[Stored data]
· · · ·

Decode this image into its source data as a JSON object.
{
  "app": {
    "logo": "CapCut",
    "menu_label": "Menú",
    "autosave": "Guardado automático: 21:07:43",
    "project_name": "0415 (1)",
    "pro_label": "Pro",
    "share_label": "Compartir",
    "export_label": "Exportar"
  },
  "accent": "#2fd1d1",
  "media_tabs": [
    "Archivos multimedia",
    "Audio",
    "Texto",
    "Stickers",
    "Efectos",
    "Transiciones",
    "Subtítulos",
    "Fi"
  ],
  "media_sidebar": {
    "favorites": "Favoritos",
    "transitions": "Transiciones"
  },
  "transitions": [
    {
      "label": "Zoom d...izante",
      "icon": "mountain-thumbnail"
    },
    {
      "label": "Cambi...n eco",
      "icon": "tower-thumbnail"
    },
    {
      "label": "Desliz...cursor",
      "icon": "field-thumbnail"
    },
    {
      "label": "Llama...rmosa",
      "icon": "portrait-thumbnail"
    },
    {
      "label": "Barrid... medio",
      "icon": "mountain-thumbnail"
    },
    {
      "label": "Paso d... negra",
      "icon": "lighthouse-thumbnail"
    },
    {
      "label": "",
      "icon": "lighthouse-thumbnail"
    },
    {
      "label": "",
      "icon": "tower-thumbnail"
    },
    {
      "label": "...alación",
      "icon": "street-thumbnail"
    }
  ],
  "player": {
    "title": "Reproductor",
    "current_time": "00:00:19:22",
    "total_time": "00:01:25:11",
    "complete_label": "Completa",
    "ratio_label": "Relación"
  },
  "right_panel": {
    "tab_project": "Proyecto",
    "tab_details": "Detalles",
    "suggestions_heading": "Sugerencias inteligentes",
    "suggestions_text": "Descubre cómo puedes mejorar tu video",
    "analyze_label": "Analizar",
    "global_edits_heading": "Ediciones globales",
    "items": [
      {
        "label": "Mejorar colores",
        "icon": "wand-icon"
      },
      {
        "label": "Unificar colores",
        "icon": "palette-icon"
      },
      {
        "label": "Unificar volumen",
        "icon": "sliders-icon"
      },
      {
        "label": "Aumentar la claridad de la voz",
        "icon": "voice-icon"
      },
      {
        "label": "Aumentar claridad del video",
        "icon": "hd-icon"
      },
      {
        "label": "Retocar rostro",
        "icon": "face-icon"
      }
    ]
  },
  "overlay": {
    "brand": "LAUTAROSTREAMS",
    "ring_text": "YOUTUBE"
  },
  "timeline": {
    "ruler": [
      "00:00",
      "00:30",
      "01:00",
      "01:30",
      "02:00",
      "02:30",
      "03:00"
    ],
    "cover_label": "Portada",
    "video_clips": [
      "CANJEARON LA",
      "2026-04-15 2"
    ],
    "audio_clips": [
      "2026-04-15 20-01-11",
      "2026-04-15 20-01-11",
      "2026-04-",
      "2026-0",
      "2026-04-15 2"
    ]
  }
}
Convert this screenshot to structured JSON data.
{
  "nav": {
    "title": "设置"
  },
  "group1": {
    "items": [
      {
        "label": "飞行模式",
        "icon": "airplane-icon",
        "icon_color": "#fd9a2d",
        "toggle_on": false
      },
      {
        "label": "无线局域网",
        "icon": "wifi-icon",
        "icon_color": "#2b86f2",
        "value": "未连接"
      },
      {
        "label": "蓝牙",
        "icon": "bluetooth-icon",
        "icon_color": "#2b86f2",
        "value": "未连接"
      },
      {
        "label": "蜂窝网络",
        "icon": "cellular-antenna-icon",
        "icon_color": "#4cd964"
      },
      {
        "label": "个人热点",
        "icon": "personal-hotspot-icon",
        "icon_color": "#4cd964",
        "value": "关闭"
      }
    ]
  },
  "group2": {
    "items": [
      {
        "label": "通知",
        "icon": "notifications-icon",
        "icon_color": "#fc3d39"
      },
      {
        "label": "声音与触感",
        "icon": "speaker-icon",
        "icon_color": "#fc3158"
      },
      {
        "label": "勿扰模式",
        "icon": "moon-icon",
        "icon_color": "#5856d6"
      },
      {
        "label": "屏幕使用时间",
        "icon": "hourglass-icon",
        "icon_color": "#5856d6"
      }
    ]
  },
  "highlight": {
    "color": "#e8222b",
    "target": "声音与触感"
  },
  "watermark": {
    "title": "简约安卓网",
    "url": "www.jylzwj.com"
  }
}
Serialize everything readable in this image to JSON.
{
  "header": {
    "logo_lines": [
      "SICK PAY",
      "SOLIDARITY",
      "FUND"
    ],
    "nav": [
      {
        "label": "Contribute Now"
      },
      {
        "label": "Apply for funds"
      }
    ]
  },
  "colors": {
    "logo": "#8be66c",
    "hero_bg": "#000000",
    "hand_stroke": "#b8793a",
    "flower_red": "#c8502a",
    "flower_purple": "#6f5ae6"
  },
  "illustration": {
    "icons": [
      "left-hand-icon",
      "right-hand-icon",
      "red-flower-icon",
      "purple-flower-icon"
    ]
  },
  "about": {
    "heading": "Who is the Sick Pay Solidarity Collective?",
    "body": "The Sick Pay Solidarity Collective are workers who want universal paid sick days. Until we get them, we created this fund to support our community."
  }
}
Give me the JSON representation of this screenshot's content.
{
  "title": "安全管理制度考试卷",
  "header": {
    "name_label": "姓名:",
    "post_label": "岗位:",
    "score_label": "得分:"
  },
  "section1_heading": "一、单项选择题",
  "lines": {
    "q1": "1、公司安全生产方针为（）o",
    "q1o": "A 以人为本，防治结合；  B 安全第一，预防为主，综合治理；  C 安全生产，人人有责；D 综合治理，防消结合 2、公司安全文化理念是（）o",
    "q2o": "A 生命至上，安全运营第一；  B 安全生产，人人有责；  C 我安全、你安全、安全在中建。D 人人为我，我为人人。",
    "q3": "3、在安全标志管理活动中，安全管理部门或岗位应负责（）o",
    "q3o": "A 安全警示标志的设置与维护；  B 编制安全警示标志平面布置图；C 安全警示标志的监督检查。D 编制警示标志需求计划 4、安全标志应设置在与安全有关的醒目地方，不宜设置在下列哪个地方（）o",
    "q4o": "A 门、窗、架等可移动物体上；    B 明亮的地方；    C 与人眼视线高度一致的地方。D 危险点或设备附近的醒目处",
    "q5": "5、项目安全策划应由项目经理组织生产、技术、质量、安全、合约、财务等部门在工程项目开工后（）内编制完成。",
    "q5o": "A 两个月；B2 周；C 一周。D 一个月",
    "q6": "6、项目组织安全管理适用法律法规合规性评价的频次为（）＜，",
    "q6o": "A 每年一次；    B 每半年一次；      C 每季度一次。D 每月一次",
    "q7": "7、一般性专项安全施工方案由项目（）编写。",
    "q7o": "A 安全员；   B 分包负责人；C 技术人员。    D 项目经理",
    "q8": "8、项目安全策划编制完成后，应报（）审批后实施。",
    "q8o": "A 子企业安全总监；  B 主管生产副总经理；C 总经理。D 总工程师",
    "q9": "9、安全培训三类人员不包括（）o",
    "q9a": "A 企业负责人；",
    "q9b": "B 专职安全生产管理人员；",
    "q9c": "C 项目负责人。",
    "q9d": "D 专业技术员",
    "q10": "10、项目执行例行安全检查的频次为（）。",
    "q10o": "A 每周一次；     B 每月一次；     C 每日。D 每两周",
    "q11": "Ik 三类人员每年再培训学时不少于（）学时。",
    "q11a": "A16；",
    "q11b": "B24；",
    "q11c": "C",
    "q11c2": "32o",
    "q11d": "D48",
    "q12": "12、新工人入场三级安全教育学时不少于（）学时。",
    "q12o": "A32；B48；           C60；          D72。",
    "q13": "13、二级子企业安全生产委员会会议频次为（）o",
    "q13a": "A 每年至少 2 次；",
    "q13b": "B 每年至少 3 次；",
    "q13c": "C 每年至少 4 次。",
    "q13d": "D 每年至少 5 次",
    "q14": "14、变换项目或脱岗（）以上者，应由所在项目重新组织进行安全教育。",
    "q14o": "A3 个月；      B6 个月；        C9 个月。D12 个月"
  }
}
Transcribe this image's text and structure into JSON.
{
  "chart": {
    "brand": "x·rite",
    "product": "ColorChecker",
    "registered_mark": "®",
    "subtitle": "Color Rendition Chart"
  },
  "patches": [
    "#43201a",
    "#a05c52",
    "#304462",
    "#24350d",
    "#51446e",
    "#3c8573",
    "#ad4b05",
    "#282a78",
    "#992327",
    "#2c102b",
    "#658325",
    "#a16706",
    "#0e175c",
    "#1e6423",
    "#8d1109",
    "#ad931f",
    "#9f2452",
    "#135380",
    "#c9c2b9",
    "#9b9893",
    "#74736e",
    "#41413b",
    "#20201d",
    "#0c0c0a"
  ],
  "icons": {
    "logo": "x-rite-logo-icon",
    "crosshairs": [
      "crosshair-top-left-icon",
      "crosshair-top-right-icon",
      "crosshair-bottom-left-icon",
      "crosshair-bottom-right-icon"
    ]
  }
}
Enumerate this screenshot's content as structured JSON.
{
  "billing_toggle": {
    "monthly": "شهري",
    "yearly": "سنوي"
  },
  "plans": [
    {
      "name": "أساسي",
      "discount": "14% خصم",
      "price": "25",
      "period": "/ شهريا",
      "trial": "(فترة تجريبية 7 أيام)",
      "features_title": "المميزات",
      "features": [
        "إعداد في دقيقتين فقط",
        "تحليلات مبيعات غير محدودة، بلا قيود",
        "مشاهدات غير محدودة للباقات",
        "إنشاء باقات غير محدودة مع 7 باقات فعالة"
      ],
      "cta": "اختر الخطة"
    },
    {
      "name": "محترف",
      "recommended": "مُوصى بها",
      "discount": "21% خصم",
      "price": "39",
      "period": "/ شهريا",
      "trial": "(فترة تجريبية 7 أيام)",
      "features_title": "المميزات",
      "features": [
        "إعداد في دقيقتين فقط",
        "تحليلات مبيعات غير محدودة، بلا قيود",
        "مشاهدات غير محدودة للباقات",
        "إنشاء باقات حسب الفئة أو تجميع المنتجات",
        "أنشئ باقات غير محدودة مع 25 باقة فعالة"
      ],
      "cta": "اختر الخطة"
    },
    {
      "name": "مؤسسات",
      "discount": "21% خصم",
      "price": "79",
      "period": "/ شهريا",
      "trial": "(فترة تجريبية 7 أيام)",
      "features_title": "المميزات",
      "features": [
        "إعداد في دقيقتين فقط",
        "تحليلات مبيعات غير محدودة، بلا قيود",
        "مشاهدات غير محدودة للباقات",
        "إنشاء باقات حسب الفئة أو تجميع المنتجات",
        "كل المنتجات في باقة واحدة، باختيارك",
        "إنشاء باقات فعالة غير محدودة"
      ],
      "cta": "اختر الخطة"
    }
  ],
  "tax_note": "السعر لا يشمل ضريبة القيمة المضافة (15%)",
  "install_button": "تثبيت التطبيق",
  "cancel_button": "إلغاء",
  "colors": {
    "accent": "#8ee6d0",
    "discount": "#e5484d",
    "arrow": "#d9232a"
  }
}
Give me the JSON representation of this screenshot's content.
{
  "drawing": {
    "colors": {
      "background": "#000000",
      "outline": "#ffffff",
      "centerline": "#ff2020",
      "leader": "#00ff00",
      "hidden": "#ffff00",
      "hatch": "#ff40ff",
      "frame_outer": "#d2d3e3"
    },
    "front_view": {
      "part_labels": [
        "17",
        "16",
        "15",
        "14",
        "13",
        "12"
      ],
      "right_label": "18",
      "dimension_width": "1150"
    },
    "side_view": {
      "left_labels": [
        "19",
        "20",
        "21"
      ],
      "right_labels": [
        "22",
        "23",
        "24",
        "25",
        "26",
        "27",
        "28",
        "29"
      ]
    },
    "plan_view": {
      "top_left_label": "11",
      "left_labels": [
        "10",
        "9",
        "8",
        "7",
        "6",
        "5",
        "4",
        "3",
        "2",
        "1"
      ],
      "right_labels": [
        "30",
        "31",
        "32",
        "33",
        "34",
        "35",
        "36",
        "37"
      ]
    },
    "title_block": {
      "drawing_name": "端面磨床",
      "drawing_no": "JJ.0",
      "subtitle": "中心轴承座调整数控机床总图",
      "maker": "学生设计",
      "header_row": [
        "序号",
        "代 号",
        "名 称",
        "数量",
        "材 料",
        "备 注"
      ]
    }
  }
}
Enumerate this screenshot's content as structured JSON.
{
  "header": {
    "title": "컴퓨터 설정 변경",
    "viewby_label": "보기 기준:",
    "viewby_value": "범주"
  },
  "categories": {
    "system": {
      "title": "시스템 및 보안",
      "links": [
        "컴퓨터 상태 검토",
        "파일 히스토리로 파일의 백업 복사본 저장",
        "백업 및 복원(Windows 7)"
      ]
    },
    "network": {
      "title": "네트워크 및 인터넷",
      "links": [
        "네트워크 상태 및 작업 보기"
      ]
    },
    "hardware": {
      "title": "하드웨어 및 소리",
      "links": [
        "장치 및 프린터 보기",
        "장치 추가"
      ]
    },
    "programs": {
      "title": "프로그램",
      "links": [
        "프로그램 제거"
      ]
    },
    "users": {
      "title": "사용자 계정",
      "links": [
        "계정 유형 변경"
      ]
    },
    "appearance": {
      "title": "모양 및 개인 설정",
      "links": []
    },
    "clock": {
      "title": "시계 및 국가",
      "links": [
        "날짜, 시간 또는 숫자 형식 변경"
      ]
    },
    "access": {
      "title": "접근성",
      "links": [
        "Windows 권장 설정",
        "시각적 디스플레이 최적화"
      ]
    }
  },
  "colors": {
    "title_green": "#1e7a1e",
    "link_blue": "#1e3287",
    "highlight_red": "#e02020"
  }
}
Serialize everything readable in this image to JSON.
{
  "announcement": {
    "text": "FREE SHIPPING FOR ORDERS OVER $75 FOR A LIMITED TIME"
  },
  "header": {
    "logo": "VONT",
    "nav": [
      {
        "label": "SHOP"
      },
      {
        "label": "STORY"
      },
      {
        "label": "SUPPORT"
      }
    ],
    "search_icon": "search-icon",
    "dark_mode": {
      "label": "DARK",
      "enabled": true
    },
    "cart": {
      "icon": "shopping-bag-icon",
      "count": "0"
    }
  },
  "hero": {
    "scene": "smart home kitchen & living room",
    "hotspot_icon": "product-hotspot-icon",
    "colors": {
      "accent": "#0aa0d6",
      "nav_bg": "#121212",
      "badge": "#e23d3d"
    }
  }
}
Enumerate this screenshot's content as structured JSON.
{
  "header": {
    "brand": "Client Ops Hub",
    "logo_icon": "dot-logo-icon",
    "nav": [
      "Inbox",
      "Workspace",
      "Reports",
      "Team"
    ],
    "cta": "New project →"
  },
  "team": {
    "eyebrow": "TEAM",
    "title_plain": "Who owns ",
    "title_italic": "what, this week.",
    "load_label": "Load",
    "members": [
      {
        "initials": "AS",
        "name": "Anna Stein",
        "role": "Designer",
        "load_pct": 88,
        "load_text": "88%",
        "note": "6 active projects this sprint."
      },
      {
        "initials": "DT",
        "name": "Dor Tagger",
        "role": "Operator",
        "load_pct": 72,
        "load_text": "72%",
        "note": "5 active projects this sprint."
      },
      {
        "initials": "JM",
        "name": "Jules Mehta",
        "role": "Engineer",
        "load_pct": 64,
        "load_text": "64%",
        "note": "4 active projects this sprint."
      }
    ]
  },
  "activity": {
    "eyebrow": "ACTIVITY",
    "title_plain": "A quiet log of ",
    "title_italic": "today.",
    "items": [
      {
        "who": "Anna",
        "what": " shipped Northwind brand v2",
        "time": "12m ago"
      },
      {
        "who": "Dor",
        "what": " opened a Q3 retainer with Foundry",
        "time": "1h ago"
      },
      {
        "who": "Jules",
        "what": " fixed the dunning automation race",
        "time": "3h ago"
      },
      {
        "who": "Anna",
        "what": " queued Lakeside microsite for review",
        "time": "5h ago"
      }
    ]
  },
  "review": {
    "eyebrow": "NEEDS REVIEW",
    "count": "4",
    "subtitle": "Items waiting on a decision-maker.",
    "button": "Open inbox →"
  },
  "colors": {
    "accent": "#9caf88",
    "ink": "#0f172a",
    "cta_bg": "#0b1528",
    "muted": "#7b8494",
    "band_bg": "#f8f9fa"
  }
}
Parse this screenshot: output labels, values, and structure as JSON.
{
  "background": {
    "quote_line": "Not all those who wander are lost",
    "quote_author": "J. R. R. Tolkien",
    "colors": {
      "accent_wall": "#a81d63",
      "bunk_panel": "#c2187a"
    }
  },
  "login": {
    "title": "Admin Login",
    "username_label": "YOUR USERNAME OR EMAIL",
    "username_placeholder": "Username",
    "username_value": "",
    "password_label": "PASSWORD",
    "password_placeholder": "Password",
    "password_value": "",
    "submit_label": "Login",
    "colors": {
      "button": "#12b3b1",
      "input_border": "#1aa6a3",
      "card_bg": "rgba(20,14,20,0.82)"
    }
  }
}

· · · ·

→ Task prompt
What number of lines in the records contain the word "فعالة"? Answer with that number alone.

→ The reply
3